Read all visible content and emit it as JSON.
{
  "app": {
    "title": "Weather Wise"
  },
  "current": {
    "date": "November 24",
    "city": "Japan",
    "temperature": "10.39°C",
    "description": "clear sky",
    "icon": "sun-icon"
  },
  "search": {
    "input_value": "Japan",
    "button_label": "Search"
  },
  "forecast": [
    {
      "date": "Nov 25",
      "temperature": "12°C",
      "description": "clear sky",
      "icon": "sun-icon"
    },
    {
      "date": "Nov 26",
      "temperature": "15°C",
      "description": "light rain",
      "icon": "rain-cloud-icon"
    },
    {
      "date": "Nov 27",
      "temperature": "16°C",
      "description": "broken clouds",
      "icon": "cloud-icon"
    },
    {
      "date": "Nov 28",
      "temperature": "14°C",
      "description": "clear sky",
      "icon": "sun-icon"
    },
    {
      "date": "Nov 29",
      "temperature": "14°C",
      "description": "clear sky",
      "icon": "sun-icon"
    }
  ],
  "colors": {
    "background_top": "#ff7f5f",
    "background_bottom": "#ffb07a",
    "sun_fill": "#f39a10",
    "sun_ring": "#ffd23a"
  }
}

--- --- ---

• **Given task**
In the entries above, find every line holding the word "rain" and copy it out.

• **Solution below**
      "description": "light rain",
      "icon": "rain-cloud-icon"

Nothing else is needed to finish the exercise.